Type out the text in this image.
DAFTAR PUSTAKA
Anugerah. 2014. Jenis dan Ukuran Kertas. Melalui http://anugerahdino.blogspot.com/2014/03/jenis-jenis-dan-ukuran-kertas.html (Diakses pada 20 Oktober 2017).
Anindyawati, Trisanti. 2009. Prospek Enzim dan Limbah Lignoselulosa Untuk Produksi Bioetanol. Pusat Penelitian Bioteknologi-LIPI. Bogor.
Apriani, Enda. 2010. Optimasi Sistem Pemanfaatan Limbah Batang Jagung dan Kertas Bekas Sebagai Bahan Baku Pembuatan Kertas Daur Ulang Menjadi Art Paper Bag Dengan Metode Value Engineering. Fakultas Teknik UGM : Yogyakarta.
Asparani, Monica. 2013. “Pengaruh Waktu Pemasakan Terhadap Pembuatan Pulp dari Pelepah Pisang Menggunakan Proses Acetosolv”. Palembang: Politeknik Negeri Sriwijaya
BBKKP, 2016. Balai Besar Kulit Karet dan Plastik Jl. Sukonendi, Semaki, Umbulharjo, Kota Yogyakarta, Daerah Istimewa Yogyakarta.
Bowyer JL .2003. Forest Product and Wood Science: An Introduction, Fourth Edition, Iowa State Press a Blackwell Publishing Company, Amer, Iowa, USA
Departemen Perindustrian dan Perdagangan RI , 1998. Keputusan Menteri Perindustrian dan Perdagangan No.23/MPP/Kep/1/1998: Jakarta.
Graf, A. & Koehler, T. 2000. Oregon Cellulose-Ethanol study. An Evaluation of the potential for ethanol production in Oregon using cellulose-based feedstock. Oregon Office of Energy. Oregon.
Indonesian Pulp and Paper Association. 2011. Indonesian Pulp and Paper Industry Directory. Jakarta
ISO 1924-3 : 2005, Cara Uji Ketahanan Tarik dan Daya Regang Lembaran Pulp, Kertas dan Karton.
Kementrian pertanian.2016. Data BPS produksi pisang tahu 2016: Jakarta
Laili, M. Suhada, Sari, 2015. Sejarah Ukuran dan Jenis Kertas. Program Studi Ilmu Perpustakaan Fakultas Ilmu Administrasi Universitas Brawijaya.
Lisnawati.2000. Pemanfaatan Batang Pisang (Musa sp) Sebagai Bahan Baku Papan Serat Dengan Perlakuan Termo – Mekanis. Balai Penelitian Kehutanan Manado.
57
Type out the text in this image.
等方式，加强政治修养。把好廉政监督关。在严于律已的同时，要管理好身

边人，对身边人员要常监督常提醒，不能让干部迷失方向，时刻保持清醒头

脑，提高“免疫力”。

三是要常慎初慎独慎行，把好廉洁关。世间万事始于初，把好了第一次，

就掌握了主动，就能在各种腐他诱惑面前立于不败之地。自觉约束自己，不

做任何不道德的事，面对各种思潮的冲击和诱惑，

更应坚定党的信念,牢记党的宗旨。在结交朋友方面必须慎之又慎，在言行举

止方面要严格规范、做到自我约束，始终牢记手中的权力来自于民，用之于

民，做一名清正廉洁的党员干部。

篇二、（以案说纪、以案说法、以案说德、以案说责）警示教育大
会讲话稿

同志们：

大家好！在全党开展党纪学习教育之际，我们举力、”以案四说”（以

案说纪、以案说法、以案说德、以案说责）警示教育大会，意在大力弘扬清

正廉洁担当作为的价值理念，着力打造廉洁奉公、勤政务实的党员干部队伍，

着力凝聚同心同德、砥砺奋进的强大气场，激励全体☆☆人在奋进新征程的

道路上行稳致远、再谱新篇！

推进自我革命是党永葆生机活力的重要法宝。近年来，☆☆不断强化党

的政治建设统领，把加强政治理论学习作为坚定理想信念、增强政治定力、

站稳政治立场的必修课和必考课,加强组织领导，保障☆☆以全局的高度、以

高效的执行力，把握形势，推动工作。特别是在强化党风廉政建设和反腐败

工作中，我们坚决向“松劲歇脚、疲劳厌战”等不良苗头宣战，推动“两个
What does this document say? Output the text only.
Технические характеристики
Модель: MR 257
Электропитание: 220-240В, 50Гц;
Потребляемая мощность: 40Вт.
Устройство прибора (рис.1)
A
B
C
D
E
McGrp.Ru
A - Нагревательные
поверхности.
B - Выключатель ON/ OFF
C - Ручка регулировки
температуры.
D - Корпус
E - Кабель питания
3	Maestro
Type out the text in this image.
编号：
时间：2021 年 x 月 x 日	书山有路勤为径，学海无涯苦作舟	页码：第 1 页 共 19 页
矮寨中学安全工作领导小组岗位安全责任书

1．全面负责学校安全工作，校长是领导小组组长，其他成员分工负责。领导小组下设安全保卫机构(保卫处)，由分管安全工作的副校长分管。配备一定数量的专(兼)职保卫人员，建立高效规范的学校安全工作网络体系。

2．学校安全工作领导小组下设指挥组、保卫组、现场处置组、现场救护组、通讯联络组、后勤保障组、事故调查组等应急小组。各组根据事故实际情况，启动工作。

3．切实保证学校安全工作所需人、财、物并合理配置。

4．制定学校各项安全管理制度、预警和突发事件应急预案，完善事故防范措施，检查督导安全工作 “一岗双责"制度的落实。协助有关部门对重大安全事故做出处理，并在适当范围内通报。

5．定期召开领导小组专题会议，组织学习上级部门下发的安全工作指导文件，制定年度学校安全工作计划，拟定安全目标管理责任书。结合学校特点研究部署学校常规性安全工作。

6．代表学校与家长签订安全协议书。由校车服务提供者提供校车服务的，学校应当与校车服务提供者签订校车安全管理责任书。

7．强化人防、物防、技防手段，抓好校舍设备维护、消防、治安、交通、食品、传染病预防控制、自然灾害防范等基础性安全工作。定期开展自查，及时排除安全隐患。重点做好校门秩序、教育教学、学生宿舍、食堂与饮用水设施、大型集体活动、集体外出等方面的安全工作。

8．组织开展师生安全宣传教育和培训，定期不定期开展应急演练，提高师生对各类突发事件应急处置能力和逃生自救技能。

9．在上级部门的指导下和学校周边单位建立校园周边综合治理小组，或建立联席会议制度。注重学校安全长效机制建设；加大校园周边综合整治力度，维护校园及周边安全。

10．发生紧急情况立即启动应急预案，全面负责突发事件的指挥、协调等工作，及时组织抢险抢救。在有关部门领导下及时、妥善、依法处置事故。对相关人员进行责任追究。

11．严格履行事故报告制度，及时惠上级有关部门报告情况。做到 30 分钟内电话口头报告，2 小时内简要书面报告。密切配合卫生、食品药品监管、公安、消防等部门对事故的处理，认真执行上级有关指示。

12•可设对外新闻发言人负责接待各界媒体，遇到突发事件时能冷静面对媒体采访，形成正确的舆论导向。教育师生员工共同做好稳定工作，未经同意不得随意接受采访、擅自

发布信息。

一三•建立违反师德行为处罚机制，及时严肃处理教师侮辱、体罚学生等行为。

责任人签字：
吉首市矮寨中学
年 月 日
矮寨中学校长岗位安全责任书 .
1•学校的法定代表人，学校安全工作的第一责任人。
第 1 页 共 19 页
※ ※ ※
The request
Your task is to report how many lines of the material include the string "Yogyakarta". Give the number and no other words.

Task result
2